TASK STATEMENT ▸ Present the following entries again, word for word and in full.

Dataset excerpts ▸
####################
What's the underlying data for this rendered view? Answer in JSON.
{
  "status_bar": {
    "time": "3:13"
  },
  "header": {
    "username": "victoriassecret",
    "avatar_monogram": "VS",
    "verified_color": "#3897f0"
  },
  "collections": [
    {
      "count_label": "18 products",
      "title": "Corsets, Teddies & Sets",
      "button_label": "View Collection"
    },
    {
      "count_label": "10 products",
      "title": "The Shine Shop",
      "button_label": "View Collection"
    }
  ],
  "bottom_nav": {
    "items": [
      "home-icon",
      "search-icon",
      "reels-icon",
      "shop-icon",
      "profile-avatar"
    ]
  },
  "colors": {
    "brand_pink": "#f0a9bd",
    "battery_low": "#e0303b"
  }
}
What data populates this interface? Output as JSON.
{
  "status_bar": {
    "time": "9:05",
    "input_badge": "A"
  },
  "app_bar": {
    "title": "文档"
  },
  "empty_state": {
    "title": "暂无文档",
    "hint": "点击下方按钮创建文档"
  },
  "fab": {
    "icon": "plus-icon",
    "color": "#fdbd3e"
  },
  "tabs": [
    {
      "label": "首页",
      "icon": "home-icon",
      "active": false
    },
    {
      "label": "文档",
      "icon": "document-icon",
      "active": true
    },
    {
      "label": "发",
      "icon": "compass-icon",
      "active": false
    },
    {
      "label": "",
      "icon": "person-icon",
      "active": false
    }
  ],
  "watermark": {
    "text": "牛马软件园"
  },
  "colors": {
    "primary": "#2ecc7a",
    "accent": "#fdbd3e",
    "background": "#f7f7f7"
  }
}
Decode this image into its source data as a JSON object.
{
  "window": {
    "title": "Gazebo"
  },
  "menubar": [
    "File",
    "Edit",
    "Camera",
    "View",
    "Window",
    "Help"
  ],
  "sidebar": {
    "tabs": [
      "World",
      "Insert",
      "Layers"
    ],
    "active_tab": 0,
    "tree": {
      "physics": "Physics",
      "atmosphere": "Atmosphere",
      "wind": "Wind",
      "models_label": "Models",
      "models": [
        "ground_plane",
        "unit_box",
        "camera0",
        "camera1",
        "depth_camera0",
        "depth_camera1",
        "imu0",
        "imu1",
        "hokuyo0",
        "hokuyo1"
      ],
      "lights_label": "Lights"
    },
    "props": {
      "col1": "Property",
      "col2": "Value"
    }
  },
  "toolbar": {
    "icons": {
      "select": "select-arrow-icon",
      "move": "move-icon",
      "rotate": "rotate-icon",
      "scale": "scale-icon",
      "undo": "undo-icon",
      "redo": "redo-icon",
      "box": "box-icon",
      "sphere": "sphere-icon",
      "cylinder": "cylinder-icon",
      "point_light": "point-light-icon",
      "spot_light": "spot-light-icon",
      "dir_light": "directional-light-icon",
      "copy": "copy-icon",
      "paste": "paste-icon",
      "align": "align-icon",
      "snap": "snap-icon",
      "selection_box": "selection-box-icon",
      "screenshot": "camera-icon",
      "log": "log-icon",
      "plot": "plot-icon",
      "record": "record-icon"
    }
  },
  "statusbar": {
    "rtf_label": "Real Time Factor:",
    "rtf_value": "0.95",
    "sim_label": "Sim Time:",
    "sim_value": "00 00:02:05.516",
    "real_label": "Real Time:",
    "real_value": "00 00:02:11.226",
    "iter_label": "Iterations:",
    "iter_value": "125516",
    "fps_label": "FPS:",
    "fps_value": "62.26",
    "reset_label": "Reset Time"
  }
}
####################
WRITTEN REPLY ▸
What's the underlying data for this rendered view? Answer in JSON.
{
  "status_bar": {
    "time": "3:13"
  },
  "header": {
    "username": "victoriassecret",
    "avatar_monogram": "VS",
    "verified_color": "#3897f0"
  },
  "collections": [
    {
      "count_label": "18 products",
      "title": "Corsets, Teddies & Sets",
      "button_label": "View Collection"
    },
    {
      "count_label": "10 products",
      "title": "The Shine Shop",
      "button_label": "View Collection"
    }
  ],
  "bottom_nav": {
    "items": [
      "home-icon",
      "search-icon",
      "reels-icon",
      "shop-icon",
      "profile-avatar"
    ]
  },
  "colors": {
    "brand_pink": "#f0a9bd",
    "battery_low": "#e0303b"
  }
}
What data populates this interface? Output as JSON.
{
  "status_bar": {
    "time": "9:05",
    "input_badge": "A"
  },
  "app_bar": {
    "title": "文档"
  },
  "empty_state": {
    "title": "暂无文档",
    "hint": "点击下方按钮创建文档"
  },
  "fab": {
    "icon": "plus-icon",
    "color": "#fdbd3e"
  },
  "tabs": [
    {
      "label": "首页",
      "icon": "home-icon",
      "active": false
    },
    {
      "label": "文档",
      "icon": "document-icon",
      "active": true
    },
    {
      "label": "发",
      "icon": "compass-icon",
      "active": false
    },
    {
      "label": "",
      "icon": "person-icon",
      "active": false
    }
  ],
  "watermark": {
    "text": "牛马软件园"
  },
  "colors": {
    "primary": "#2ecc7a",
    "accent": "#fdbd3e",
    "background": "#f7f7f7"
  }
}
Decode this image into its source data as a JSON object.
{
  "window": {
    "title": "Gazebo"
  },
  "menubar": [
    "File",
    "Edit",
    "Camera",
    "View",
    "Window",
    "Help"
  ],
  "sidebar": {
    "tabs": [
      "World",
      "Insert",
      "Layers"
    ],
    "active_tab": 0,
    "tree": {
      "physics": "Physics",
      "atmosphere": "Atmosphere",
      "wind": "Wind",
      "models_label": "Models",
      "models": [
        "ground_plane",
        "unit_box",
        "camera0",
        "camera1",
        "depth_camera0",
        "depth_camera1",
        "imu0",
        "imu1",
        "hokuyo0",
        "hokuyo1"
      ],
      "lights_label": "Lights"
    },
    "props": {
      "col1": "Property",
      "col2": "Value"
    }
  },
  "toolbar": {
    "icons": {
      "select": "select-arrow-icon",
      "move": "move-icon",
      "rotate": "rotate-icon",
      "scale": "scale-icon",
      "undo": "undo-icon",
      "redo": "redo-icon",
      "box": "box-icon",
      "sphere": "sphere-icon",
      "cylinder": "cylinder-icon",
      "point_light": "point-light-icon",
      "spot_light": "spot-light-icon",
      "dir_light": "directional-light-icon",
      "copy": "copy-icon",
      "paste": "paste-icon",
      "align": "align-icon",
      "snap": "snap-icon",
      "selection_box": "selection-box-icon",
      "screenshot": "camera-icon",
      "log": "log-icon",
      "plot": "plot-icon",
      "record": "record-icon"
    }
  },
  "statusbar": {
    "rtf_label": "Real Time Factor:",
    "rtf_value": "0.95",
    "sim_label": "Sim Time:",
    "sim_value": "00 00:02:05.516",
    "real_label": "Real Time:",
    "real_value": "00 00:02:11.226",
    "iter_label": "Iterations:",
    "iter_value": "125516",
    "fps_label": "FPS:",
    "fps_value": "62.26",
    "reset_label": "Reset Time"
  }
}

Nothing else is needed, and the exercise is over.